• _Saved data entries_
☆ ☆ ☆ ☆ ☆ ☆ ☆

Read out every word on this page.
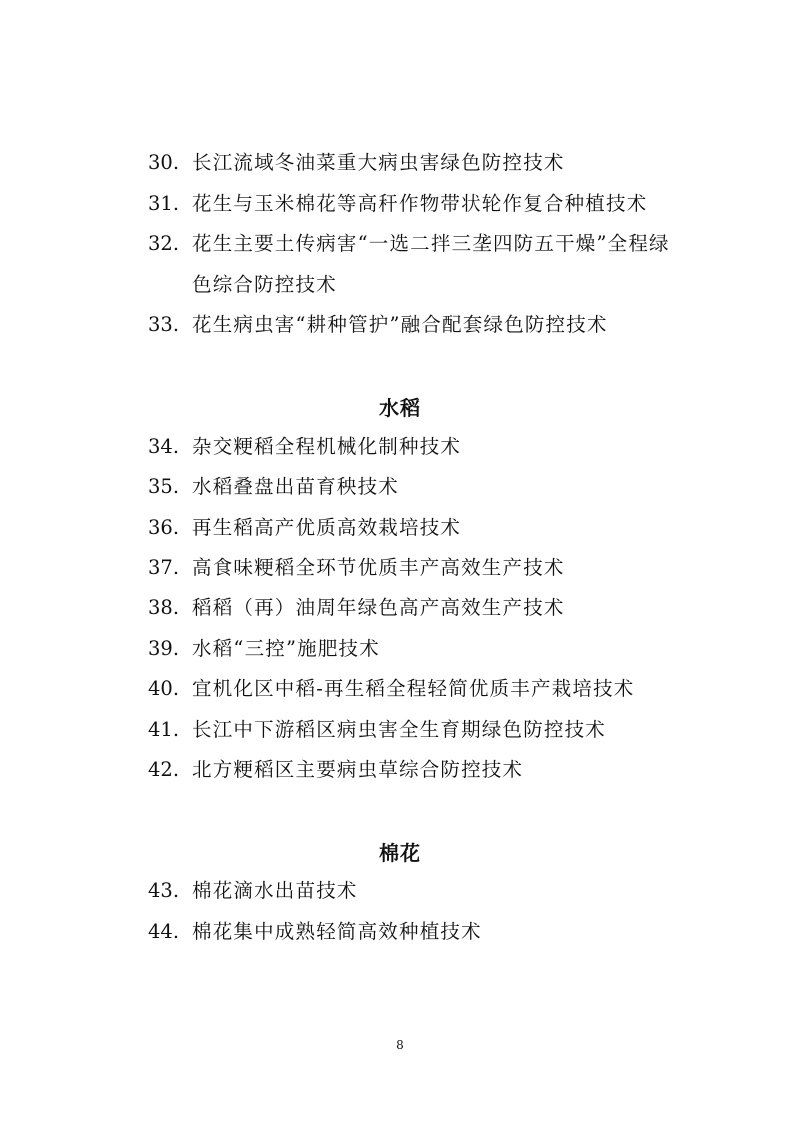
30. 长江流域冬油菜重大病虫害绿色防控技术
31. 花生与玉米棉花等高秆作物带状轮作复合种植技术
32. 花生主要土传病害“一选二拌三垄四防五干燥”全程绿
色综合防控技术
33. 花生病虫害“耕种管护”融合配套绿色防控技术
水稻
34. 杂交粳稻全程机械化制种技术
35. 水稻叠盘出苗育秧技术
36. 再生稻高产优质高效栽培技术
37. 高食味粳稻全环节优质丰产高效生产技术
38. 稻稻（再）油周年绿色高产高效生产技术
39. 水稻“三控”施肥技术
40. 宜机化区中稻-再生稻全程轻简优质丰产栽培技术
41. 长江中下游稻区病虫害全生育期绿色防控技术
42. 北方粳稻区主要病虫草综合防控技术
棉花
43. 棉花滴水出苗技术
44. 棉花集中成熟轻简高效种植技术
8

☆ ☆ ☆ ☆ ☆ ☆ ☆

• _Given exercise_
Write the lines above out again exactly, without any of their pictures.

• _Response for this exercise_
Read out every word on this page.
30. 长江流域冬油菜重大病虫害绿色防控技术
31. 花生与玉米棉花等高秆作物带状轮作复合种植技术
32. 花生主要土传病害“一选二拌三垄四防五干燥”全程绿
色综合防控技术
33. 花生病虫害“耕种管护”融合配套绿色防控技术
水稻
34. 杂交粳稻全程机械化制种技术
35. 水稻叠盘出苗育秧技术
36. 再生稻高产优质高效栽培技术
37. 高食味粳稻全环节优质丰产高效生产技术
38. 稻稻（再）油周年绿色高产高效生产技术
39. 水稻“三控”施肥技术
40. 宜机化区中稻-再生稻全程轻简优质丰产栽培技术
41. 长江中下游稻区病虫害全生育期绿色防控技术
42. 北方粳稻区主要病虫草综合防控技术
棉花
43. 棉花滴水出苗技术
44. 棉花集中成熟轻简高效种植技术
8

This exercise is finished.